# [Given task 1]
Print the passage from the piece on garden weeds starting with "Will this year" and going on through "doesn’t flatter them.".
# [Given task 2]
In the piece on garden weeds, what kind of spring does the writer say it has been?
# [Given task 3]
Pick up the piece on garden weeds after its last sentence and carry it on in the same voice.

# [Page]
• • • • •

This has made me review some of the plants in the garden. I am deciding which weeds I will choose to live with. As opposed to those which may sometimes get culled if we’re lucky. (cleavers)
One weed we live with is ground elder. (Aegopodium podagraria) It has been an odd spring – unusually dry after a mild, dry winter, so I find myself wondering whether the garden will behave peculiarly this year. It’s always an anxious time, May, waiting to see what plants come back, looking desperately, wondering what may have given up on me. And when plants are covered in ground elder you – and I – have to wonder whether the garden will turn into a field of ground elder.
The ground elder never has before. What normally happens is that in spring ground elder fills many of the garden beds and borders (what is the difference between a bed and a border?) This gives a nice green effect, and pleases me much more than bare soil, which I detest as an invitation to – oh! – weeds!
Errr – well, the ground elder flowers are as good as the recently fashionable ammi major, and I am told, last better in a vase.
And we even truly have a small ground elder garden, on purpose.
Summer
Then the tough old plants which I love begin to muscle their way through, and by summer the ground elder has become background. Or apparently vanished.
Will this year be an exception? Will my best trick fail? I can only wait and see.
So let’s think about some other weeds.
I think colour may be a critical factor.
I’ve been looking at creeping buttercup and meadow buttercup as they pop up everywhere. I have pink roses coming out and really buttercup yellow doesn’t flatter them.

• • • • •

# [Excerpted data]

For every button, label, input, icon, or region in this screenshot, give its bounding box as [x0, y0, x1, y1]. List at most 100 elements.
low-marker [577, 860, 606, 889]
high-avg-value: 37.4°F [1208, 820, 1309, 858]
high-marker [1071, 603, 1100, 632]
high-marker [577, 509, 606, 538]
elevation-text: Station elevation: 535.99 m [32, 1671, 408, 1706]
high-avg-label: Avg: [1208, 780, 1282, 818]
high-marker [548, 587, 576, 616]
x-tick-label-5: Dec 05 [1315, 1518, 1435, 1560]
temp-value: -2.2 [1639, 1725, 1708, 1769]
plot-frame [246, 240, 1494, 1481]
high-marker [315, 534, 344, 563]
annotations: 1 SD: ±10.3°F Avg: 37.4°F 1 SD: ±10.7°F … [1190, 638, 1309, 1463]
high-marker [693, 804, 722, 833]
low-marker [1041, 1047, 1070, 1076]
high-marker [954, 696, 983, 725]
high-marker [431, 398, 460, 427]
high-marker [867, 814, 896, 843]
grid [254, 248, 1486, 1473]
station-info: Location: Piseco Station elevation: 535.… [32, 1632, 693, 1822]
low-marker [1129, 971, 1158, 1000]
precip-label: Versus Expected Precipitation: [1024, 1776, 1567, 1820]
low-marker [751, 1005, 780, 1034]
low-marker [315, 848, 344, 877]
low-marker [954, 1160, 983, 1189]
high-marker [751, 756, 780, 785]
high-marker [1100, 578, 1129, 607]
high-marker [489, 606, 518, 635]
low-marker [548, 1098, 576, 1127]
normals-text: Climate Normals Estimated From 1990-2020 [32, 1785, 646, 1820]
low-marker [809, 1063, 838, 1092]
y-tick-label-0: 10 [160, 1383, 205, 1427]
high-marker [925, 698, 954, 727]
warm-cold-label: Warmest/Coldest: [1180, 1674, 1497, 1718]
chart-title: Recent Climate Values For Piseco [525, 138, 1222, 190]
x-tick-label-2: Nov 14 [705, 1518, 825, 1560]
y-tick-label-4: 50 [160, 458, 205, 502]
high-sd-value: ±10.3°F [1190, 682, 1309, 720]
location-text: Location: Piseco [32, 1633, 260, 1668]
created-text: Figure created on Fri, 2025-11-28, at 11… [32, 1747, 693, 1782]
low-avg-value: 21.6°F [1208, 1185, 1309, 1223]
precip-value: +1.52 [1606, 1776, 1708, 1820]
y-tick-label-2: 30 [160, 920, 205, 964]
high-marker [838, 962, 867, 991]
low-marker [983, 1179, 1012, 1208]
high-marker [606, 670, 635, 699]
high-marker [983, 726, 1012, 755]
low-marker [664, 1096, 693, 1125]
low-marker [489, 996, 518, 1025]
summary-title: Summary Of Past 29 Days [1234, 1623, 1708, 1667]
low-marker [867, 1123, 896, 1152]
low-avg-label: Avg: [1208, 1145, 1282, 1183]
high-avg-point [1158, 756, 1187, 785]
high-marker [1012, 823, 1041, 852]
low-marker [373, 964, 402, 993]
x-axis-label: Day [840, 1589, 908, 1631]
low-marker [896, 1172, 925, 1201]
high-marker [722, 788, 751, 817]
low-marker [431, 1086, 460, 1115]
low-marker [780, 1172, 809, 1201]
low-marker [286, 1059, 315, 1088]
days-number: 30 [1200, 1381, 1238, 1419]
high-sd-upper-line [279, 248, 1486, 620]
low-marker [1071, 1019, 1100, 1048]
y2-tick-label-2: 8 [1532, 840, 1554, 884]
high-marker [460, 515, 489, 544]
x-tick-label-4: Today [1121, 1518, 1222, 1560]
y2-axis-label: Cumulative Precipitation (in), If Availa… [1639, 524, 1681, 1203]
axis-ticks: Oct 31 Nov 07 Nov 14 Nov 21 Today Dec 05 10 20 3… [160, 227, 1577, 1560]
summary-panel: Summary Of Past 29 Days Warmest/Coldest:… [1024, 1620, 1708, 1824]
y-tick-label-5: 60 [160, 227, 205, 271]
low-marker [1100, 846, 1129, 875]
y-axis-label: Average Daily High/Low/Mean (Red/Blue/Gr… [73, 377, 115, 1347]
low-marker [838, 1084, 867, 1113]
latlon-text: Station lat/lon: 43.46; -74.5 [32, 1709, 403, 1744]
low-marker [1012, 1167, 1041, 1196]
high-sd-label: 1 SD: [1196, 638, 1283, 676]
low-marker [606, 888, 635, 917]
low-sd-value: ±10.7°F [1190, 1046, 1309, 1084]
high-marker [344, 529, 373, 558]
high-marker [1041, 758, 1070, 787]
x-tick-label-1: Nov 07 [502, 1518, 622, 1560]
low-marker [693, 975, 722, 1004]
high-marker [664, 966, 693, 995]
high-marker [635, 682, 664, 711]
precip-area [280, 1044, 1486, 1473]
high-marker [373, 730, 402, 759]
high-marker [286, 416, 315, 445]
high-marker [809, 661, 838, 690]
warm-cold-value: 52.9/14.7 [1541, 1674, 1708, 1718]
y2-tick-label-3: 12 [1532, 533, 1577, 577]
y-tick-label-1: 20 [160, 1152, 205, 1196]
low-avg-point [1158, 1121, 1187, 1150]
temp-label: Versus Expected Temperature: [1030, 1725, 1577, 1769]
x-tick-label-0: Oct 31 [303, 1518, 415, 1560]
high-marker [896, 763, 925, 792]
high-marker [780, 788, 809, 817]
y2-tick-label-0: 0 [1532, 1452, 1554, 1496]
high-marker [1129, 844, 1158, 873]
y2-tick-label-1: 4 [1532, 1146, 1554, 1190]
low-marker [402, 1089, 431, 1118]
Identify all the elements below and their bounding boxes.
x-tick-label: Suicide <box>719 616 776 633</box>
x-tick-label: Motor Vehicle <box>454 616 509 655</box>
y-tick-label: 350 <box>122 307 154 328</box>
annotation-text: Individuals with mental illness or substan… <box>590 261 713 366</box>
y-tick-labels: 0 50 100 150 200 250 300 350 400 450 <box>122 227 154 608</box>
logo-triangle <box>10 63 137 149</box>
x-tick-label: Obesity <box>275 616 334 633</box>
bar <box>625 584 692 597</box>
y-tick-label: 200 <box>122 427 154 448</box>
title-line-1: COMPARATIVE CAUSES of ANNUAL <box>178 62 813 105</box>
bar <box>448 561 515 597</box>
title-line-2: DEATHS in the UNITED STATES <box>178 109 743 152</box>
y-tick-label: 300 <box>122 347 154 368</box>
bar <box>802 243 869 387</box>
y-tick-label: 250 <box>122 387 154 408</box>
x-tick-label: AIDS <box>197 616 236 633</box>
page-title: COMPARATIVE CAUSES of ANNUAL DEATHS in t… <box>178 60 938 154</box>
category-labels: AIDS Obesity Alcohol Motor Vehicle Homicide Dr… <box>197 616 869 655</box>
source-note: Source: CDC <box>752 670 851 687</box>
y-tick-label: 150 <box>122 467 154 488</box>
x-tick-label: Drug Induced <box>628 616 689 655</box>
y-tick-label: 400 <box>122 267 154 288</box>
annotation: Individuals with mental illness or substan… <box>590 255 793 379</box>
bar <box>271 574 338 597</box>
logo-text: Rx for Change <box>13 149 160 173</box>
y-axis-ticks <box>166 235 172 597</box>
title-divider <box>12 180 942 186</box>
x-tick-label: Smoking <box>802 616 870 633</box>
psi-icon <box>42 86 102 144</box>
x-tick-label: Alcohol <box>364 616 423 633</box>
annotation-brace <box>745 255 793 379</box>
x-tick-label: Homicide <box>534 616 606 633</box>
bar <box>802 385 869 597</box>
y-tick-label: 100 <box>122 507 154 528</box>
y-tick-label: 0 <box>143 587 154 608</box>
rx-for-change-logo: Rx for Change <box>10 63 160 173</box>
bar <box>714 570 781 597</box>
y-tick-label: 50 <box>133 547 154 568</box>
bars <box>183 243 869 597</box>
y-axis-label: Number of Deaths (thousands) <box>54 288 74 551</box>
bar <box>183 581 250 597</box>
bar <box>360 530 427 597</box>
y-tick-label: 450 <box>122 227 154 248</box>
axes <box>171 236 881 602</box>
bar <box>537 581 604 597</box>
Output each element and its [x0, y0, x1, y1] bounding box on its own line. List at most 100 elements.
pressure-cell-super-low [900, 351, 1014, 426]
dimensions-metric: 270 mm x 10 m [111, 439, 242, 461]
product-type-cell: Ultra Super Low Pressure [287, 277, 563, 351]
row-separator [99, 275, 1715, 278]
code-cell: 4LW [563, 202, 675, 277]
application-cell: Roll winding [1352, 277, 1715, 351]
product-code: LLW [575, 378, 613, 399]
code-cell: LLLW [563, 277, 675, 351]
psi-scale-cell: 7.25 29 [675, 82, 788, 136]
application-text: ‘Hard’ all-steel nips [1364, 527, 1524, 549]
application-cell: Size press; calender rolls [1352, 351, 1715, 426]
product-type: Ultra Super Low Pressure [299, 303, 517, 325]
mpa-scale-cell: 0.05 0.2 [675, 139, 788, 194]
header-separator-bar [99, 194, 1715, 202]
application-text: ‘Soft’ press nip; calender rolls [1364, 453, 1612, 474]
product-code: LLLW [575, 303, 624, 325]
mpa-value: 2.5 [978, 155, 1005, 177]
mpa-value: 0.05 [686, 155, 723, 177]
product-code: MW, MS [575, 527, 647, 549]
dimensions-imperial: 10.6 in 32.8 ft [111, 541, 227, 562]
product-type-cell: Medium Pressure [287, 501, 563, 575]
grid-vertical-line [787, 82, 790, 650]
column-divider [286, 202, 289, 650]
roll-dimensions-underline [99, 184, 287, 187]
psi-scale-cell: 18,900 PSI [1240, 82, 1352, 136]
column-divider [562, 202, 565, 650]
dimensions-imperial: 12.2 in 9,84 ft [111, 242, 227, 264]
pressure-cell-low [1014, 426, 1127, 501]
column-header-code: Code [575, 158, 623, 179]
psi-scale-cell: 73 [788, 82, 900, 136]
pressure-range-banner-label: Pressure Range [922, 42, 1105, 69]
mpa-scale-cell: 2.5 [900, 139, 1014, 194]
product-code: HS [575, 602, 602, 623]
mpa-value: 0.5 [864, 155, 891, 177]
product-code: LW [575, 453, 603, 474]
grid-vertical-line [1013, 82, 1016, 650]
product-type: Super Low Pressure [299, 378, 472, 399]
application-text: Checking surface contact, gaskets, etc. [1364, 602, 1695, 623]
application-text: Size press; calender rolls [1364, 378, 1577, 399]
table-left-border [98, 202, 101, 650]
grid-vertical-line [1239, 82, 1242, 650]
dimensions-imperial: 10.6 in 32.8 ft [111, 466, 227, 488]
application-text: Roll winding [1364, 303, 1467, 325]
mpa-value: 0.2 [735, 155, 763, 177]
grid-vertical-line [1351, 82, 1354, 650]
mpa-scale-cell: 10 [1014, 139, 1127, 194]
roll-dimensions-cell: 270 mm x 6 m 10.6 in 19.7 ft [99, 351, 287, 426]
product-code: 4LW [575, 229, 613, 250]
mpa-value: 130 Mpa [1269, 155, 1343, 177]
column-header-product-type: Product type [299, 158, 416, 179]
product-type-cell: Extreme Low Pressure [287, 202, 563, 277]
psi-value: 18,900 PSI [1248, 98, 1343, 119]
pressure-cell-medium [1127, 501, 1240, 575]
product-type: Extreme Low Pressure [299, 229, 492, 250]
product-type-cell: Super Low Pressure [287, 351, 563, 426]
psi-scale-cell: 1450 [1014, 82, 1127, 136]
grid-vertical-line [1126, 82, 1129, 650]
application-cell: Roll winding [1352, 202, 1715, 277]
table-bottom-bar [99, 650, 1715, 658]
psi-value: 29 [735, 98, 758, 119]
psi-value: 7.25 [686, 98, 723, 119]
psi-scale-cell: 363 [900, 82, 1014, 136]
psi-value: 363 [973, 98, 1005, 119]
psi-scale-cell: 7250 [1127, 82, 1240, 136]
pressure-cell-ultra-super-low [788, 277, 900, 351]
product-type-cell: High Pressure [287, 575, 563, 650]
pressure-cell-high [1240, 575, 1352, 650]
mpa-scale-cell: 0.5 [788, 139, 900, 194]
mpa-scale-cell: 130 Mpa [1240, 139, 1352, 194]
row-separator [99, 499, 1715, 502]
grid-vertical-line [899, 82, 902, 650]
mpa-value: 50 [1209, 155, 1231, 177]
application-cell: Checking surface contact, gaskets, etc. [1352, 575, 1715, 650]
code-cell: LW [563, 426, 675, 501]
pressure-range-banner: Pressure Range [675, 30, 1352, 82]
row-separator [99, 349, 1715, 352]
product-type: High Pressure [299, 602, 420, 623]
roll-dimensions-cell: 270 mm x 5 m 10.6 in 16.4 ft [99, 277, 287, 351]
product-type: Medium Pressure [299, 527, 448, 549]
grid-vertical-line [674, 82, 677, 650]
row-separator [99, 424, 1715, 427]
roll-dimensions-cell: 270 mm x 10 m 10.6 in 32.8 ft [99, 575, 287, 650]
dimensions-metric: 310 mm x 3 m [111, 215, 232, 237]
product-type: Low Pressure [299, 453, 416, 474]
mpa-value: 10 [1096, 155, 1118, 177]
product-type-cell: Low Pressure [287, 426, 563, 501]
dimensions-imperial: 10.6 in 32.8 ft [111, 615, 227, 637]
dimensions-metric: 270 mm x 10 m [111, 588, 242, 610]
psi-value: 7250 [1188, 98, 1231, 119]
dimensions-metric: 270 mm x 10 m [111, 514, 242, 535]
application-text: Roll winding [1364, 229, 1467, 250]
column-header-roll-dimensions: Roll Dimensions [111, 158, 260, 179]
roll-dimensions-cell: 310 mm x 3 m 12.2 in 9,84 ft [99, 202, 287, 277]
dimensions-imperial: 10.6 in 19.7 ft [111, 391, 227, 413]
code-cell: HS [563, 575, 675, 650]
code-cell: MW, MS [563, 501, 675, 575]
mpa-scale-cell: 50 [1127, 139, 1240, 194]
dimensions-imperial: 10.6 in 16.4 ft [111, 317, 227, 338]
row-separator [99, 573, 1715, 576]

• • • • •

# [Response 1]
Will this year be an exception? Will my best trick fail? I can only wait and see.
So let’s think about some other weeds.
I think colour may be a critical factor.
I’ve been looking at creeping buttercup and meadow buttercup as they pop up everywhere. I have pink roses coming out and really buttercup yellow doesn’t flatter them.

# [Response 2]
An unusually dry one, coming after a mild, dry winter.

# [Response 3]
However, when contemplating which weeds we can accommodate, perhaps as useful ground cover, it’s worth remembering that none usually flower for very long.
A different pink though – and I think the combination is a delight.
And daisies go with buttercups, don’t they? Or dandelions in this case. This is not so much about No Mow Maying as a little neglect followed by pure delight.
Some weeds are simply rather inconsequential – depending perhaps on the size of your plot – and may even be rather pretty.
Rosebay Willowherbs
There are places where I have ruled out indulging rosebay willow herb. (Chamaenerion angustifolium) I have managed to get it out of the rose bed and mostly out of the Front Garden, – except in the white form, which is a star performer. (The reason some of the ordinary form remains is that sometimes you don’t know which is which until it flowers. Though the white flowered usually seems to have white stems.)
And in the Crescent Border I’m happy for it to follow its fellow: Chamaenerion angustifolium ‘Stahl Rose‘.
I noticed recently that Noel Kingsbury decried this when he wrote a proper critical review of Veddw (the first and sadly the last such thing in there) for Gardens Illustrated in 2006:
He said “the brave decision (or maybe a pragmatic one?) to let rosebay willowherb rip, makes the border look uncared for – but perhaps this is our problem – this is after all a splendidly colourful and structural plant..” I wonder if he is more reconciled to the wild look now – he sounds there to be moving in that direction.
The meadow is full of weeds, which is rather the point of a proper, 200 year old, meadow. They are called ‘wildflowers’.
And I suppose we all know that sometimes it’s hard to tell a weed from a wildflower or a garden plant. This picture is of a wonderful splash of yellow – a dwarf bamboo mixed in with a euphorbia of some kind and who knows what.
I think in many parts of the garden the euphorbia (on the right) might be a weed, but anyway, this combination is so yellow that nothing much in amongst it is visible. It looks mildly, fashionably wild, perhaps. Then the bamboo does this later in the year, so who cares about what weeds there may have been?
But for all this, there are intolerable weeds. One of which is cleavers (Galium aparine) which drapes itself over everything and makes things look derelict. Here’s one of the weeding people, dealing with armfuls of that.
Useful bloke, that….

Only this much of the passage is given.